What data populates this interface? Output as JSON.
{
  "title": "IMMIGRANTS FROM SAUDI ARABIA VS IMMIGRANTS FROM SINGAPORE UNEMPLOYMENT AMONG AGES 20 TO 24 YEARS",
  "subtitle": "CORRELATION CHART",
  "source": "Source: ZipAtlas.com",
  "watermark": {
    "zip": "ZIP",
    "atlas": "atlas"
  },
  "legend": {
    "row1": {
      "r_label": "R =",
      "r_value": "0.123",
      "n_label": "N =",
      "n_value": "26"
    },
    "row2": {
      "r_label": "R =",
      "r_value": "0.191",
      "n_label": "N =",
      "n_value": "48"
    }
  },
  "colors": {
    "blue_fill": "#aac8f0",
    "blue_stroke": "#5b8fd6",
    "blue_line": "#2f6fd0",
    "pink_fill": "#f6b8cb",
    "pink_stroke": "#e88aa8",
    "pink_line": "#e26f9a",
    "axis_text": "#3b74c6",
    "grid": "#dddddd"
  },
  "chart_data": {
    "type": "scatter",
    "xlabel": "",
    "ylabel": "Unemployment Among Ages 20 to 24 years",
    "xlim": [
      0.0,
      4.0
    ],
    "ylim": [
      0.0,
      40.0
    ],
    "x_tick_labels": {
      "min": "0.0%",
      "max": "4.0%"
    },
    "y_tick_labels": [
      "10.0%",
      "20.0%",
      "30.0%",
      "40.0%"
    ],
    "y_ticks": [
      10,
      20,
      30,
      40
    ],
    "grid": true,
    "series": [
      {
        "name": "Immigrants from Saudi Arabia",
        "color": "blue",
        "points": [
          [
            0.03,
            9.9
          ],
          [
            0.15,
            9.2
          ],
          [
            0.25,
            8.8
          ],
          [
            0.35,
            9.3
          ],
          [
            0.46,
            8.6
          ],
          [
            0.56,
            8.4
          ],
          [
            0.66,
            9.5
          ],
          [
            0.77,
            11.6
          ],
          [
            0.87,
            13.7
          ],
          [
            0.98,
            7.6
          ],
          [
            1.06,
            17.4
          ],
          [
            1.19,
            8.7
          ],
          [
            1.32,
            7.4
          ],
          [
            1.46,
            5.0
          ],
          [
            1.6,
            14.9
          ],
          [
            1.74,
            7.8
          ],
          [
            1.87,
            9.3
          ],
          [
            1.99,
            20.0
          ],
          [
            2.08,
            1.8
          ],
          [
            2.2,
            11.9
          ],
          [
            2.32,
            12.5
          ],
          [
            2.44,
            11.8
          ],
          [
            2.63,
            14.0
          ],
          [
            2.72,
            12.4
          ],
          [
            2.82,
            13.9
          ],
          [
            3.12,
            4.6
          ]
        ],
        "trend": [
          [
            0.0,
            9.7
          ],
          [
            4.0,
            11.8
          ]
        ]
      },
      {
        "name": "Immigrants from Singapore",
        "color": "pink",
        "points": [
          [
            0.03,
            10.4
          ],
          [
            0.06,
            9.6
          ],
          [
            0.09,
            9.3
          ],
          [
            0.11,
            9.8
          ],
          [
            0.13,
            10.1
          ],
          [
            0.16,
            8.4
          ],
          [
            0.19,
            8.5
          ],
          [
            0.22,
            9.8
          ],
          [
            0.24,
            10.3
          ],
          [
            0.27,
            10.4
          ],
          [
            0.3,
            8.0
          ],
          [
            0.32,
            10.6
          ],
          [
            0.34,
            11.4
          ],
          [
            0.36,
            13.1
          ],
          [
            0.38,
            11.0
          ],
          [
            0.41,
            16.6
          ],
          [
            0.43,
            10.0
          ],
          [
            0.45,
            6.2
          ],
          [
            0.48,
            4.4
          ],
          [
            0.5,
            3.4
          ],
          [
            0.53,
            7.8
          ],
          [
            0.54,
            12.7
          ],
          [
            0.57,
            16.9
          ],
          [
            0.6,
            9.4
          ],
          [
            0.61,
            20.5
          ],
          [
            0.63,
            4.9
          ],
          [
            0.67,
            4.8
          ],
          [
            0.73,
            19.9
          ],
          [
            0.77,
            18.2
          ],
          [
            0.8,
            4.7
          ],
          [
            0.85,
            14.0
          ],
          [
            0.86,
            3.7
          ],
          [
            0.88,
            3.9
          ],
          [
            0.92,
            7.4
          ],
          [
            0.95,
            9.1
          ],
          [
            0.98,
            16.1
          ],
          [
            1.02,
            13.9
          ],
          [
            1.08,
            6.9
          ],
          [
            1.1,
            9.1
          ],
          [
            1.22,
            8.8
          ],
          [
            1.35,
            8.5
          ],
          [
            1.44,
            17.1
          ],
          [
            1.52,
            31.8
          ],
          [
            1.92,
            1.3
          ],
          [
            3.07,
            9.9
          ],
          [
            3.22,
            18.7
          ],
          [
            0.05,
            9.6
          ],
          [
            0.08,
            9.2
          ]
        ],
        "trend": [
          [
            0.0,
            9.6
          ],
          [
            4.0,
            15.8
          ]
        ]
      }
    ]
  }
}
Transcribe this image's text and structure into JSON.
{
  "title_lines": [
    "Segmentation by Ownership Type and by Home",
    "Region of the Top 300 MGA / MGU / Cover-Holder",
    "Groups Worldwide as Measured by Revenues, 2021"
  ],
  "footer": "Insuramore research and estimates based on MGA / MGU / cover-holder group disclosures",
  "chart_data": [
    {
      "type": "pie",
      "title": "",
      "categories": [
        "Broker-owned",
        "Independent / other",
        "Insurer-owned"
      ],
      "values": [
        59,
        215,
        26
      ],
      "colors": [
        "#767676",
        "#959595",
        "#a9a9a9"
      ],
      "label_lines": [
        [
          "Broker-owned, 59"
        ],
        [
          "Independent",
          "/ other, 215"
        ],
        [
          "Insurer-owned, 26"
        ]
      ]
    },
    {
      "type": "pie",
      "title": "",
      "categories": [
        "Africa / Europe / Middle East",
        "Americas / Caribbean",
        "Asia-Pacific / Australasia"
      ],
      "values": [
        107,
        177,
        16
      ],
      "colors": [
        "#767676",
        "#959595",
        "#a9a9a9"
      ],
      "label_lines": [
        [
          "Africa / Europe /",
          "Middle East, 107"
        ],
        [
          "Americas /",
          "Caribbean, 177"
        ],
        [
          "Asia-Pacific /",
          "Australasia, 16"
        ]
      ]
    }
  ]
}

* WRITTEN TASK
Quote the data in full, keeping each word unchanged.

* RESPONSE
What data populates this interface? Output as JSON.
{
  "title": "IMMIGRANTS FROM SAUDI ARABIA VS IMMIGRANTS FROM SINGAPORE UNEMPLOYMENT AMONG AGES 20 TO 24 YEARS",
  "subtitle": "CORRELATION CHART",
  "source": "Source: ZipAtlas.com",
  "watermark": {
    "zip": "ZIP",
    "atlas": "atlas"
  },
  "legend": {
    "row1": {
      "r_label": "R =",
      "r_value": "0.123",
      "n_label": "N =",
      "n_value": "26"
    },
    "row2": {
      "r_label": "R =",
      "r_value": "0.191",
      "n_label": "N =",
      "n_value": "48"
    }
  },
  "colors": {
    "blue_fill": "#aac8f0",
    "blue_stroke": "#5b8fd6",
    "blue_line": "#2f6fd0",
    "pink_fill": "#f6b8cb",
    "pink_stroke": "#e88aa8",
    "pink_line": "#e26f9a",
    "axis_text": "#3b74c6",
    "grid": "#dddddd"
  },
  "chart_data": {
    "type": "scatter",
    "xlabel": "",
    "ylabel": "Unemployment Among Ages 20 to 24 years",
    "xlim": [
      0.0,
      4.0
    ],
    "ylim": [
      0.0,
      40.0
    ],
    "x_tick_labels": {
      "min": "0.0%",
      "max": "4.0%"
    },
    "y_tick_labels": [
      "10.0%",
      "20.0%",
      "30.0%",
      "40.0%"
    ],
    "y_ticks": [
      10,
      20,
      30,
      40
    ],
    "grid": true,
    "series": [
      {
        "name": "Immigrants from Saudi Arabia",
        "color": "blue",
        "points": [
          [
            0.03,
            9.9
          ],
          [
            0.15,
            9.2
          ],
          [
            0.25,
            8.8
          ],
          [
            0.35,
            9.3
          ],
          [
            0.46,
            8.6
          ],
          [
            0.56,
            8.4
          ],
          [
            0.66,
            9.5
          ],
          [
            0.77,
            11.6
          ],
          [
            0.87,
            13.7
          ],
          [
            0.98,
            7.6
          ],
          [
            1.06,
            17.4
          ],
          [
            1.19,
            8.7
          ],
          [
            1.32,
            7.4
          ],
          [
            1.46,
            5.0
          ],
          [
            1.6,
            14.9
          ],
          [
            1.74,
            7.8
          ],
          [
            1.87,
            9.3
          ],
          [
            1.99,
            20.0
          ],
          [
            2.08,
            1.8
          ],
          [
            2.2,
            11.9
          ],
          [
            2.32,
            12.5
          ],
          [
            2.44,
            11.8
          ],
          [
            2.63,
            14.0
          ],
          [
            2.72,
            12.4
          ],
          [
            2.82,
            13.9
          ],
          [
            3.12,
            4.6
          ]
        ],
        "trend": [
          [
            0.0,
            9.7
          ],
          [
            4.0,
            11.8
          ]
        ]
      },
      {
        "name": "Immigrants from Singapore",
        "color": "pink",
        "points": [
          [
            0.03,
            10.4
          ],
          [
            0.06,
            9.6
          ],
          [
            0.09,
            9.3
          ],
          [
            0.11,
            9.8
          ],
          [
            0.13,
            10.1
          ],
          [
            0.16,
            8.4
          ],
          [
            0.19,
            8.5
          ],
          [
            0.22,
            9.8
          ],
          [
            0.24,
            10.3
          ],
          [
            0.27,
            10.4
          ],
          [
            0.3,
            8.0
          ],
          [
            0.32,
            10.6
          ],
          [
            0.34,
            11.4
          ],
          [
            0.36,
            13.1
          ],
          [
            0.38,
            11.0
          ],
          [
            0.41,
            16.6
          ],
          [
            0.43,
            10.0
          ],
          [
            0.45,
            6.2
          ],
          [
            0.48,
            4.4
          ],
          [
            0.5,
            3.4
          ],
          [
            0.53,
            7.8
          ],
          [
            0.54,
            12.7
          ],
          [
            0.57,
            16.9
          ],
          [
            0.6,
            9.4
          ],
          [
            0.61,
            20.5
          ],
          [
            0.63,
            4.9
          ],
          [
            0.67,
            4.8
          ],
          [
            0.73,
            19.9
          ],
          [
            0.77,
            18.2
          ],
          [
            0.8,
            4.7
          ],
          [
            0.85,
            14.0
          ],
          [
            0.86,
            3.7
          ],
          [
            0.88,
            3.9
          ],
          [
            0.92,
            7.4
          ],
          [
            0.95,
            9.1
          ],
          [
            0.98,
            16.1
          ],
          [
            1.02,
            13.9
          ],
          [
            1.08,
            6.9
          ],
          [
            1.1,
            9.1
          ],
          [
            1.22,
            8.8
          ],
          [
            1.35,
            8.5
          ],
          [
            1.44,
            17.1
          ],
          [
            1.52,
            31.8
          ],
          [
            1.92,
            1.3
          ],
          [
            3.07,
            9.9
          ],
          [
            3.22,
            18.7
          ],
          [
            0.05,
            9.6
          ],
          [
            0.08,
            9.2
          ]
        ],
        "trend": [
          [
            0.0,
            9.6
          ],
          [
            4.0,
            15.8
          ]
        ]
      }
    ]
  }
}
Transcribe this image's text and structure into JSON.
{
  "title_lines": [
    "Segmentation by Ownership Type and by Home",
    "Region of the Top 300 MGA / MGU / Cover-Holder",
    "Groups Worldwide as Measured by Revenues, 2021"
  ],
  "footer": "Insuramore research and estimates based on MGA / MGU / cover-holder group disclosures",
  "chart_data": [
    {
      "type": "pie",
      "title": "",
      "categories": [
        "Broker-owned",
        "Independent / other",
        "Insurer-owned"
      ],
      "values": [
        59,
        215,
        26
      ],
      "colors": [
        "#767676",
        "#959595",
        "#a9a9a9"
      ],
      "label_lines": [
        [
          "Broker-owned, 59"
        ],
        [
          "Independent",
          "/ other, 215"
        ],
        [
          "Insurer-owned, 26"
        ]
      ]
    },
    {
      "type": "pie",
      "title": "",
      "categories": [
        "Africa / Europe / Middle East",
        "Americas / Caribbean",
        "Asia-Pacific / Australasia"
      ],
      "values": [
        107,
        177,
        16
      ],
      "colors": [
        "#767676",
        "#959595",
        "#a9a9a9"
      ],
      "label_lines": [
        [
          "Africa / Europe /",
          "Middle East, 107"
        ],
        [
          "Americas /",
          "Caribbean, 177"
        ],
        [
          "Asia-Pacific /",
          "Australasia, 16"
        ]
      ]
    }
  ]
}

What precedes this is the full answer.